Locate the line that contains "What data populates" in the data that follows. Copy it and every subsequent line to the end, exactly, excluding pictures.

━━━━━ Material provided

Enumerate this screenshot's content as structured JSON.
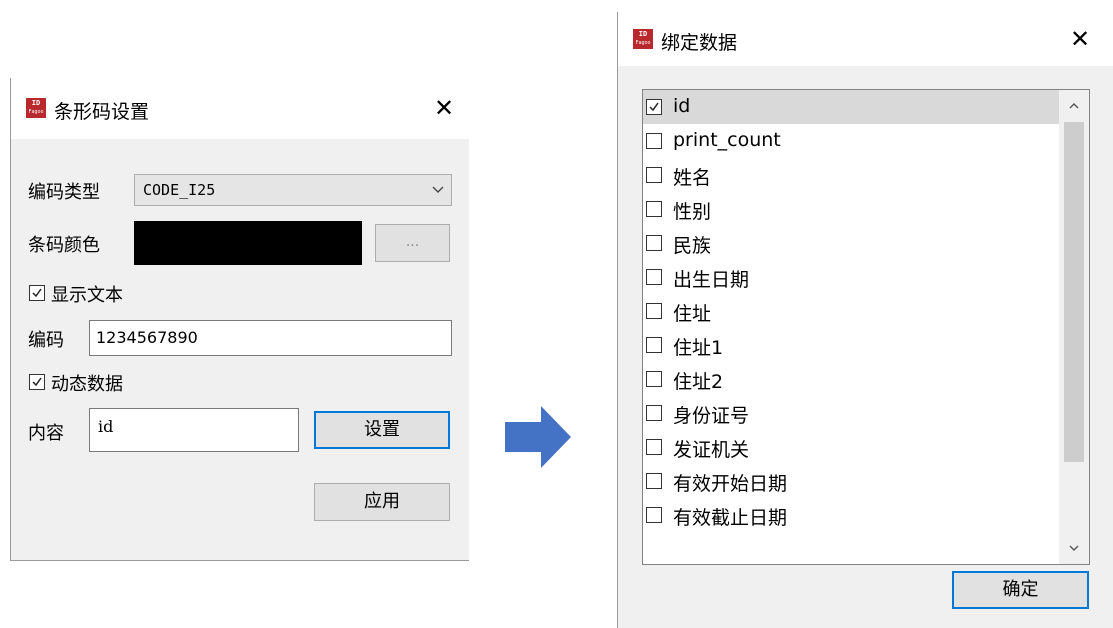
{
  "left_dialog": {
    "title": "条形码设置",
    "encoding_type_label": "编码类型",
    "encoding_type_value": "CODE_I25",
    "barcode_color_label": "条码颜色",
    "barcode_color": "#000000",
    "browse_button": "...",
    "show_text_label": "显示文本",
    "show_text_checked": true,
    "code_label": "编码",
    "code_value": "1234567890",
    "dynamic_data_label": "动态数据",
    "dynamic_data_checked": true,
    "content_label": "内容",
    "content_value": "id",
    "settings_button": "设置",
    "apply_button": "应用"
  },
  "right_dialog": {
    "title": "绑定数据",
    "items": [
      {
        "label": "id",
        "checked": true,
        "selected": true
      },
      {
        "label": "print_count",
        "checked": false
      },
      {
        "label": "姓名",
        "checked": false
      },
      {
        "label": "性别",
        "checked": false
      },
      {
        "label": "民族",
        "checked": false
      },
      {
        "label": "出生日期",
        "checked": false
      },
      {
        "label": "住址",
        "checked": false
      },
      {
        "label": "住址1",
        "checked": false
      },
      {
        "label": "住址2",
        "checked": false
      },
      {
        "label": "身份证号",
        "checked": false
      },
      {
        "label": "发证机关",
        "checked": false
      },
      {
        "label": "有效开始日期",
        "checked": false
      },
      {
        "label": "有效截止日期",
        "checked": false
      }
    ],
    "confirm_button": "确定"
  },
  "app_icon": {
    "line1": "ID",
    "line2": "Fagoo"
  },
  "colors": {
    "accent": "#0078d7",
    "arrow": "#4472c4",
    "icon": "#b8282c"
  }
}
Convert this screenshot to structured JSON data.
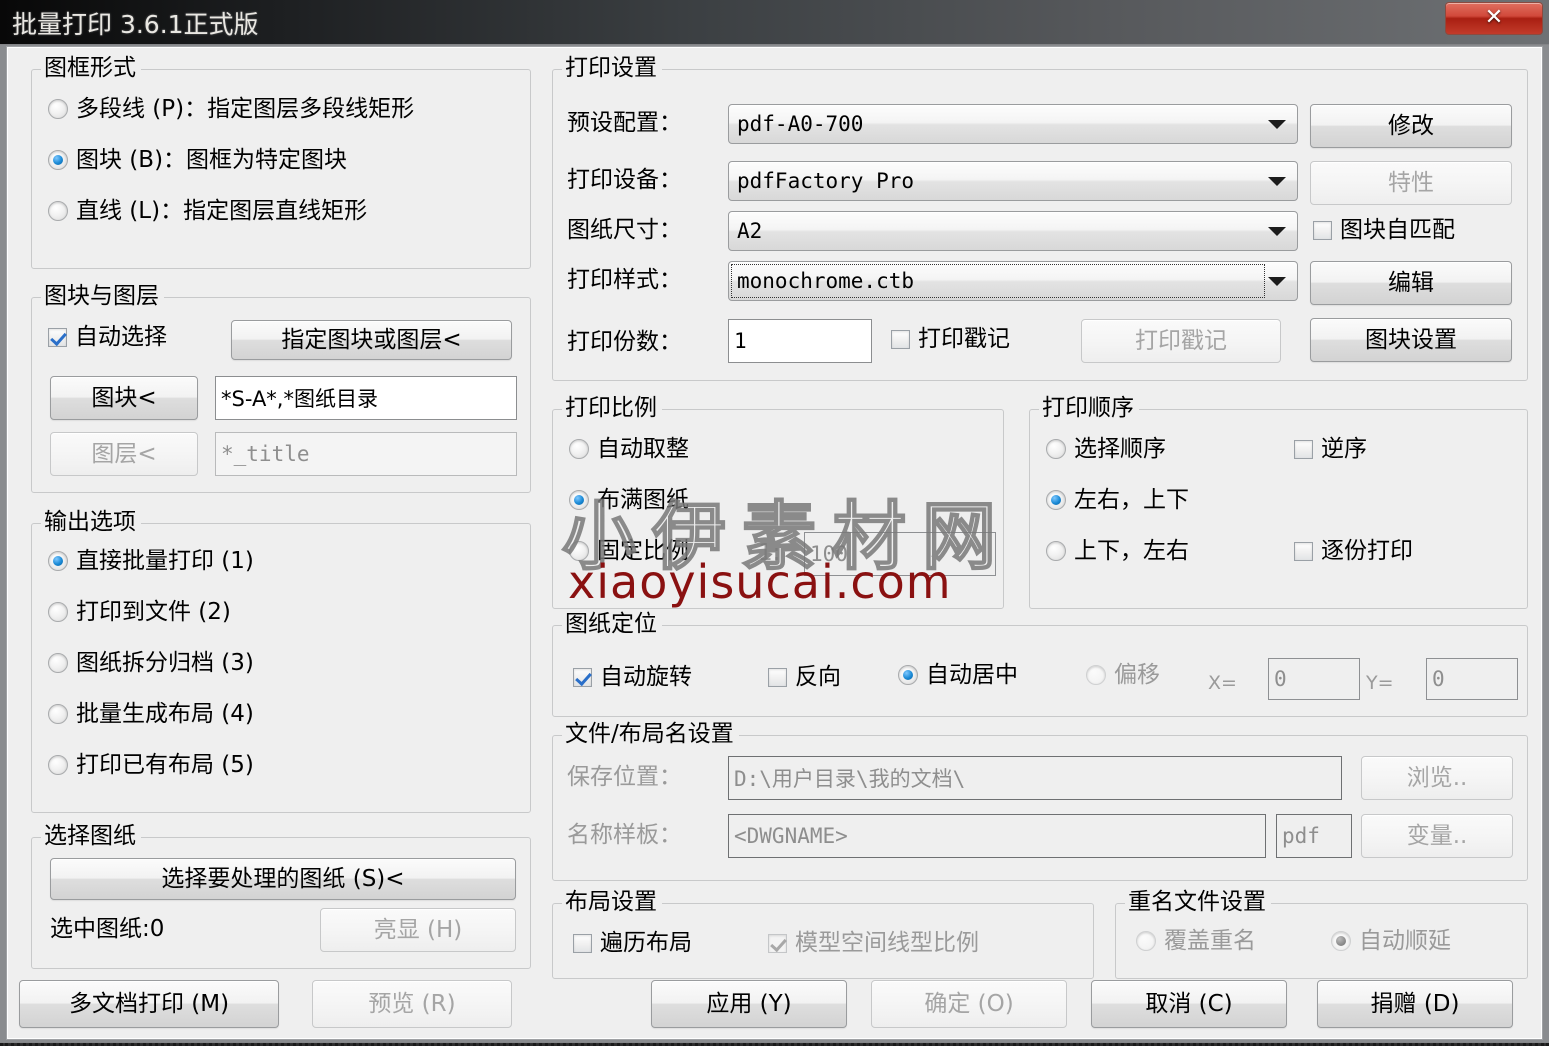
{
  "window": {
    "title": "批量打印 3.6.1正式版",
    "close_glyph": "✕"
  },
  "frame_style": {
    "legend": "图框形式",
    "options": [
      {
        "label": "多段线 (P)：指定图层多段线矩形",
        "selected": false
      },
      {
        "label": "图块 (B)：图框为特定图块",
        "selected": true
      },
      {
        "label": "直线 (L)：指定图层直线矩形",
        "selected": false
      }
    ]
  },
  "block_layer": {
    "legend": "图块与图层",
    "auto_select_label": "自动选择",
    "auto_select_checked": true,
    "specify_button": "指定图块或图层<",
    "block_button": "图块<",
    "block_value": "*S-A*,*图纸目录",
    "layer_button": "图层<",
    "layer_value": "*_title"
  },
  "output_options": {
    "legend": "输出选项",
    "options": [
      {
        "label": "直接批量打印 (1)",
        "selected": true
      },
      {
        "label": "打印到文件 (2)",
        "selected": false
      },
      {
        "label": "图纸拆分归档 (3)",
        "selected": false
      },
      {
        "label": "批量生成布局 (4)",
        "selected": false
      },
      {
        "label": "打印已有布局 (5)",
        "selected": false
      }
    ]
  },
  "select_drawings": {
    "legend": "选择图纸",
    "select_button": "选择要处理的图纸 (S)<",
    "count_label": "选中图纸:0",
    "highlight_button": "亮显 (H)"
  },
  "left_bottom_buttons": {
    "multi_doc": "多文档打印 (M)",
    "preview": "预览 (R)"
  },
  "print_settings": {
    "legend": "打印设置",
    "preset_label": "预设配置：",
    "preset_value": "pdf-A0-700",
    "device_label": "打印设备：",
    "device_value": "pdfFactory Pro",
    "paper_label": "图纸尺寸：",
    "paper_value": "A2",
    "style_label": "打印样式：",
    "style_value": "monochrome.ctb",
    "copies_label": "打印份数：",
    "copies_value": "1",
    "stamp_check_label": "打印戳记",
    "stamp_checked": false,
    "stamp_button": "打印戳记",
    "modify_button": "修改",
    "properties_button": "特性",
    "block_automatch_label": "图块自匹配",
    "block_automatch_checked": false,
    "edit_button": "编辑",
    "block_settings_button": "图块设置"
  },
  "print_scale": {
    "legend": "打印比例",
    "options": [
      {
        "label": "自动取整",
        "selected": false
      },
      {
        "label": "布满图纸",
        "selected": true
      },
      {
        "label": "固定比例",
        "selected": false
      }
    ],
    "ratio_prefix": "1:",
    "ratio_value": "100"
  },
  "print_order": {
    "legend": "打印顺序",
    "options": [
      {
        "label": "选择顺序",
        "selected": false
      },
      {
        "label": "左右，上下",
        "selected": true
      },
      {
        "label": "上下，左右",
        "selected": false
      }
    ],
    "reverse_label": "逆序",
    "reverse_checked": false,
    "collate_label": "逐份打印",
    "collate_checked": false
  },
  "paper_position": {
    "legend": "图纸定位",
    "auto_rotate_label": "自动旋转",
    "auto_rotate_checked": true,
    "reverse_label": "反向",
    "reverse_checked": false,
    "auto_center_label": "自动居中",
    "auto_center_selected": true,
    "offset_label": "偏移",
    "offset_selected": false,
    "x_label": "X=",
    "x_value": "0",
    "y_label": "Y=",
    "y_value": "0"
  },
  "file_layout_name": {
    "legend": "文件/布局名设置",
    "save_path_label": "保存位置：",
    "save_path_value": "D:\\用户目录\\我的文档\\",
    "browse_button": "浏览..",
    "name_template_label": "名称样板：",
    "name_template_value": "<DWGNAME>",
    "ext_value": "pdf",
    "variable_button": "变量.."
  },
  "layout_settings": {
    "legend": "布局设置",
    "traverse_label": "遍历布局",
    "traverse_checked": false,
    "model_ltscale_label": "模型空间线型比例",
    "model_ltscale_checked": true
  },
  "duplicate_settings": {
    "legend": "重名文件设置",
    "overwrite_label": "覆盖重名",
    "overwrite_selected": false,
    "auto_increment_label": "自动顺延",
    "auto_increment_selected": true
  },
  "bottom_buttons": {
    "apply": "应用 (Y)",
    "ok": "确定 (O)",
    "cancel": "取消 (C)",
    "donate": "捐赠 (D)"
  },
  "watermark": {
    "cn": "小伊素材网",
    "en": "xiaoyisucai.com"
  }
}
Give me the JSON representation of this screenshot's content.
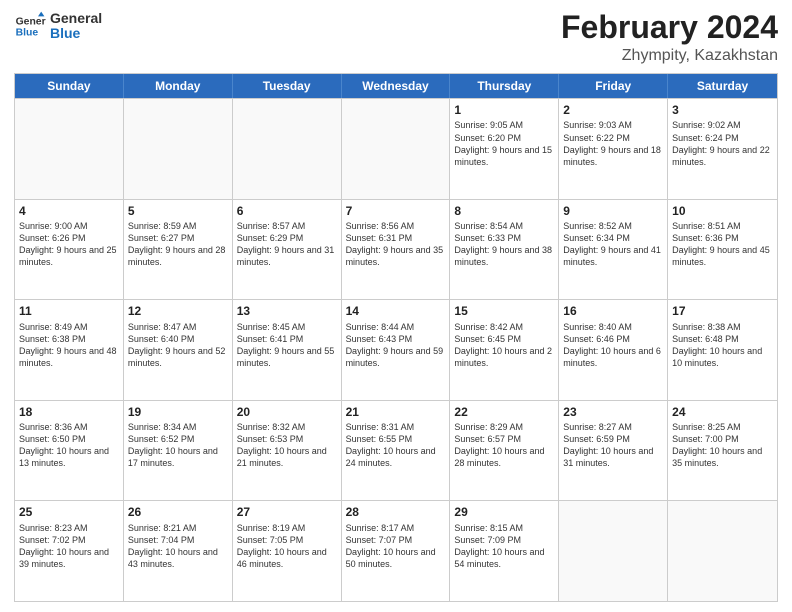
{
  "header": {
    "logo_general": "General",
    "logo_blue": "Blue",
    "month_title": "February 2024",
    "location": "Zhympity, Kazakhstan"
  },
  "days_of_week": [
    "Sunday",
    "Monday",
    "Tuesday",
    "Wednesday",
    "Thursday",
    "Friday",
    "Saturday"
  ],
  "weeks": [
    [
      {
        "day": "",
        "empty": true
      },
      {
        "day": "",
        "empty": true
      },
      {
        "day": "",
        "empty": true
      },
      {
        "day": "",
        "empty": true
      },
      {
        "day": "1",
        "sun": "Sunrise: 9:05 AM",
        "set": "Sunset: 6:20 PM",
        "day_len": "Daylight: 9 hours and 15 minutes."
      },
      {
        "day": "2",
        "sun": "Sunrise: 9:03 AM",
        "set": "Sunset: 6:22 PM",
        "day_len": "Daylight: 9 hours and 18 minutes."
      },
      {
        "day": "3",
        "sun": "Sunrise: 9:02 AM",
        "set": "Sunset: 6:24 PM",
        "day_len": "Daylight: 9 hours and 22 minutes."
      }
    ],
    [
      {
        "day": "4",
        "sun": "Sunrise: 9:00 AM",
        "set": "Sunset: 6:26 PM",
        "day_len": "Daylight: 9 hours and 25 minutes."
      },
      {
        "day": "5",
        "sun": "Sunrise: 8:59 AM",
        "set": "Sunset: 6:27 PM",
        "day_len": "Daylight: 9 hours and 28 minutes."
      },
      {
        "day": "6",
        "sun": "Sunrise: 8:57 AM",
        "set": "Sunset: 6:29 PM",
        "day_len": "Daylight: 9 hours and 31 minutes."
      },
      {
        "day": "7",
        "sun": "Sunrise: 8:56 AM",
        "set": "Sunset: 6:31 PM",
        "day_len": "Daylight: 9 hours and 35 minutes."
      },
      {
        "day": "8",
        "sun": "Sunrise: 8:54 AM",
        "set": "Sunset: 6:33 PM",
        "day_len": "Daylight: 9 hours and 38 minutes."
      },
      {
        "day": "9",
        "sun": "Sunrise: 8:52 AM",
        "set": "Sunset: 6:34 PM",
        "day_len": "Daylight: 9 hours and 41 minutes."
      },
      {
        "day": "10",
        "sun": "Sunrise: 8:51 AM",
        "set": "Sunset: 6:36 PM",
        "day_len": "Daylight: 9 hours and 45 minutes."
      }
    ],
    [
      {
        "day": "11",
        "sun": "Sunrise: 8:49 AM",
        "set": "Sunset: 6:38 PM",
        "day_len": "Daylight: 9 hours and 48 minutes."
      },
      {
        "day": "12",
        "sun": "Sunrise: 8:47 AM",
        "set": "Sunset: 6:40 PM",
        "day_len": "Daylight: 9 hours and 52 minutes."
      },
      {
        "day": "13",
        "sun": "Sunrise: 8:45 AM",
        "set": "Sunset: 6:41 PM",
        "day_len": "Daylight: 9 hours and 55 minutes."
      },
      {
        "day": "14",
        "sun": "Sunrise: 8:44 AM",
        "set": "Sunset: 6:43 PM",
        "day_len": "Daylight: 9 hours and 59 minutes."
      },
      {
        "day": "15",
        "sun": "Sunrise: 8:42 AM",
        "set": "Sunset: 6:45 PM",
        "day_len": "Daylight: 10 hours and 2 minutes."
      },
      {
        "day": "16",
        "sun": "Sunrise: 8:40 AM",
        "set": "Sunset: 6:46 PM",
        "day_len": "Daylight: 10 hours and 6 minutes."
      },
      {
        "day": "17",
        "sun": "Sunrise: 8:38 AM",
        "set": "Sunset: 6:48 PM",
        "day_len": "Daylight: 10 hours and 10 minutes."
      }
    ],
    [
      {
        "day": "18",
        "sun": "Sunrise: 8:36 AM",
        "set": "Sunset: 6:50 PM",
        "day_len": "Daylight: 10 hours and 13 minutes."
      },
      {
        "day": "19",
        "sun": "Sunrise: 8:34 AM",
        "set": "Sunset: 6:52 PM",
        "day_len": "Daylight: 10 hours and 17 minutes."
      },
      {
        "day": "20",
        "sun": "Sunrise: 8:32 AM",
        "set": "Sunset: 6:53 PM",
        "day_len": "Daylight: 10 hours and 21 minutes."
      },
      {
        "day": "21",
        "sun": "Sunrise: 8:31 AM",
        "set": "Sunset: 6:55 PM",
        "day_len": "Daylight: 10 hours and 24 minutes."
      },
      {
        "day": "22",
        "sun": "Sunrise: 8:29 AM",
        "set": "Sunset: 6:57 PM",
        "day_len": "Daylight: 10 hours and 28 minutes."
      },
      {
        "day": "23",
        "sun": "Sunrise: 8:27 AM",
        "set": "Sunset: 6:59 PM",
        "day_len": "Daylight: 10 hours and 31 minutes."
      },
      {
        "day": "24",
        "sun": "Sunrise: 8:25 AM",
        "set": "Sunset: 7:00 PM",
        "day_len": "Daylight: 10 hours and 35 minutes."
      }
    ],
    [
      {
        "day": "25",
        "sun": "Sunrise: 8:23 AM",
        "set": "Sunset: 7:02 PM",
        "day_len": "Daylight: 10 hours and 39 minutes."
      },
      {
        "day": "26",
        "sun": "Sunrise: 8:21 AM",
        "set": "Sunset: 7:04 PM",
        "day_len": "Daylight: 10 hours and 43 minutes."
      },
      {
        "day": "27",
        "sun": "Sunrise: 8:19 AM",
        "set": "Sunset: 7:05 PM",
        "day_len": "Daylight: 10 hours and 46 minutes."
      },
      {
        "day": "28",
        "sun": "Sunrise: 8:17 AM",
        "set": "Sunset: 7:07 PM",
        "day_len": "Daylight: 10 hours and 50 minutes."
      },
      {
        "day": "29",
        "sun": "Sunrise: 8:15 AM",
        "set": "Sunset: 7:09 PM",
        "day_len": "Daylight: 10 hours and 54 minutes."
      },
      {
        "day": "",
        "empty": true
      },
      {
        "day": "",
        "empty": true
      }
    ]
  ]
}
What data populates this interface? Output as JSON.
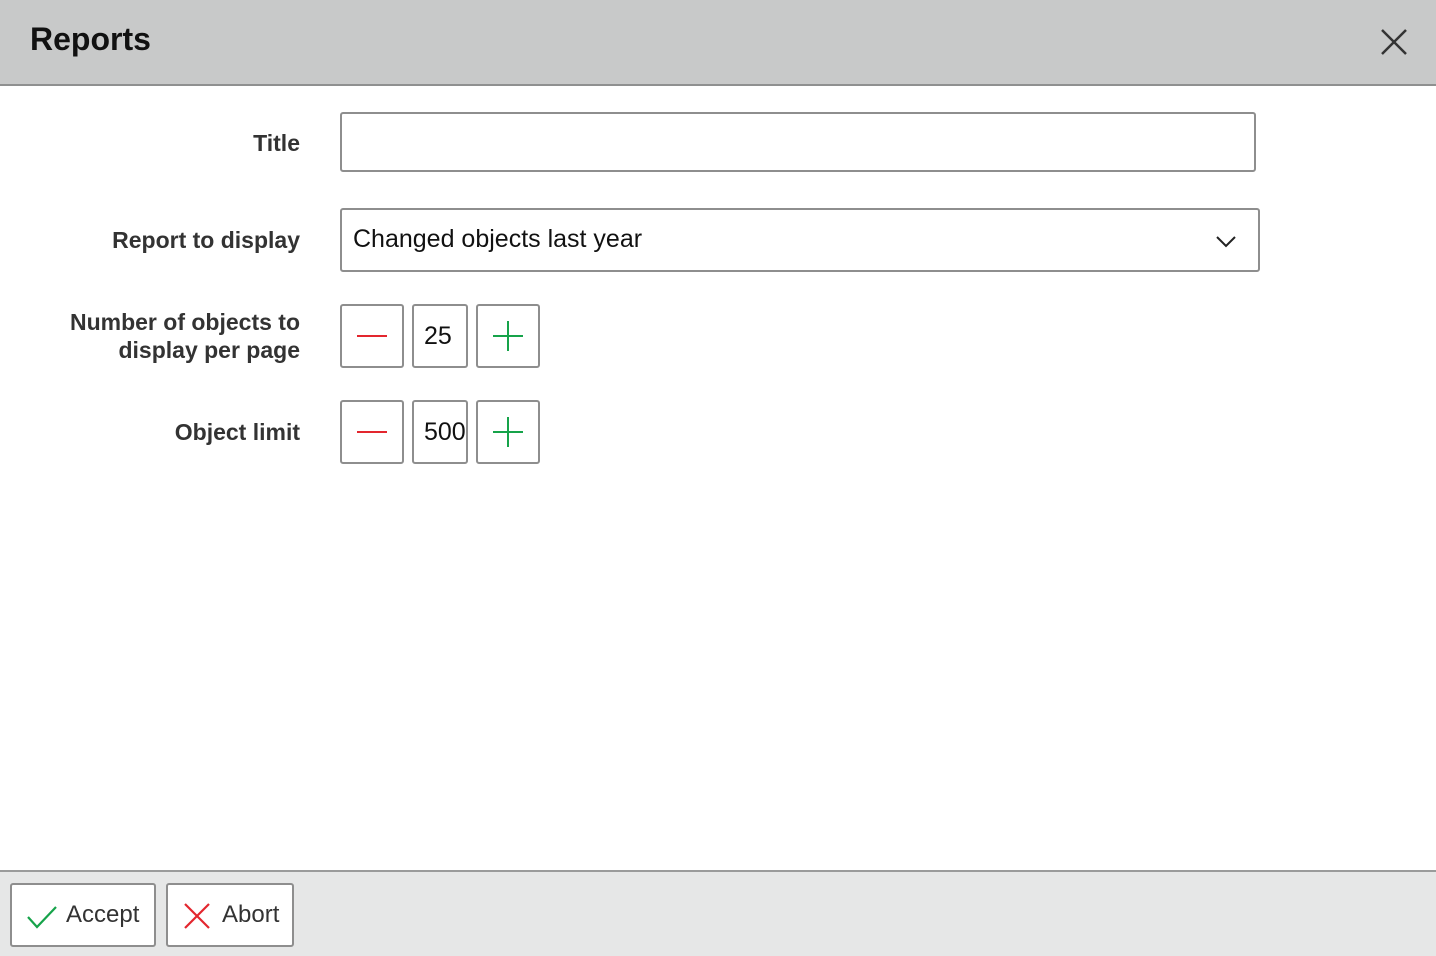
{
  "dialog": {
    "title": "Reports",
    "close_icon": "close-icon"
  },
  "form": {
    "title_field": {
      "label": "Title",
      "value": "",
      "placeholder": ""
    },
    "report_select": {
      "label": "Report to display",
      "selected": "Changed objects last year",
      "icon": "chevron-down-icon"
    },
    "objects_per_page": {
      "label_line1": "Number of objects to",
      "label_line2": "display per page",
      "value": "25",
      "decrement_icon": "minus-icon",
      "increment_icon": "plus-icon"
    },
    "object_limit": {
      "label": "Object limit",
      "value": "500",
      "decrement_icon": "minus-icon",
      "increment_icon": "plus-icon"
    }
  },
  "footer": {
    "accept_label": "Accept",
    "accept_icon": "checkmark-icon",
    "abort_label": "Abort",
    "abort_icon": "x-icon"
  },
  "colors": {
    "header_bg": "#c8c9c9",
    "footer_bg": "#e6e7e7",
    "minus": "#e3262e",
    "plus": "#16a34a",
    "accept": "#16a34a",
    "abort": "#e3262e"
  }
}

━━━━━━━━━━

_Final result_:
What data populates this interface? Output as JSON.
{
  "dialog": {
    "title": "Reports",
    "close_icon": "close-icon"
  },
  "form": {
    "title_field": {
      "label": "Title",
      "value": "",
      "placeholder": ""
    },
    "report_select": {
      "label": "Report to display",
      "selected": "Changed objects last year",
      "icon": "chevron-down-icon"
    },
    "objects_per_page": {
      "label_line1": "Number of objects to",
      "label_line2": "display per page",
      "value": "25",
      "decrement_icon": "minus-icon",
      "increment_icon": "plus-icon"
    },
    "object_limit": {
      "label": "Object limit",
      "value": "500",
      "decrement_icon": "minus-icon",
      "increment_icon": "plus-icon"
    }
  },
  "footer": {
    "accept_label": "Accept",
    "accept_icon": "checkmark-icon",
    "abort_label": "Abort",
    "abort_icon": "x-icon"
  },
  "colors": {
    "header_bg": "#c8c9c9",
    "footer_bg": "#e6e7e7",
    "minus": "#e3262e",
    "plus": "#16a34a",
    "accept": "#16a34a",
    "abort": "#e3262e"
  }
}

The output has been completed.